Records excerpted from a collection
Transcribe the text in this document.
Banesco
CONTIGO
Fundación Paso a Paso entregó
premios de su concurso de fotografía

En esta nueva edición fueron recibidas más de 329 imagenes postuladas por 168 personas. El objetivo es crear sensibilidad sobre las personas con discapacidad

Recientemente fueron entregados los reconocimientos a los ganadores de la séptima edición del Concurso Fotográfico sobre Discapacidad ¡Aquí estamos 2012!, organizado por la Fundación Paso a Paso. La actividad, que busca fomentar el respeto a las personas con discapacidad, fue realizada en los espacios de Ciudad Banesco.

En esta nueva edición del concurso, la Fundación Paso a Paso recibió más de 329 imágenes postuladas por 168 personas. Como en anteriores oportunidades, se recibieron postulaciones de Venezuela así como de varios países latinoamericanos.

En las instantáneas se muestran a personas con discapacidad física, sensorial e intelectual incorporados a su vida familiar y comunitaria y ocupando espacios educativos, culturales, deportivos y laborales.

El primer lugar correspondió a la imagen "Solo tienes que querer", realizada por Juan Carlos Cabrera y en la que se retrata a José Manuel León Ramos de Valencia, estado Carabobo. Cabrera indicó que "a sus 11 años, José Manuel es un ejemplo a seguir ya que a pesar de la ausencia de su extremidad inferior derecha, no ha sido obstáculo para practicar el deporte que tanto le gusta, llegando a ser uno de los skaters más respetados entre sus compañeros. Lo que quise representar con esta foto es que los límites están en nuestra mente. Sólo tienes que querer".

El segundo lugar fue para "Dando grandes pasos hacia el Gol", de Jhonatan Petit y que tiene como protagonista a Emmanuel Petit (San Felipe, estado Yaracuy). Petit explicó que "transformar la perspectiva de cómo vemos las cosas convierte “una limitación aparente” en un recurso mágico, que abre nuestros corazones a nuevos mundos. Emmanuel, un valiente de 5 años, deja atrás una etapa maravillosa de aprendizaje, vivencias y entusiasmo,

◆ Exercise aim:
Find every line in the records that has the word "Banesco". Then report the count alone.

◆ Result of the exercise:
2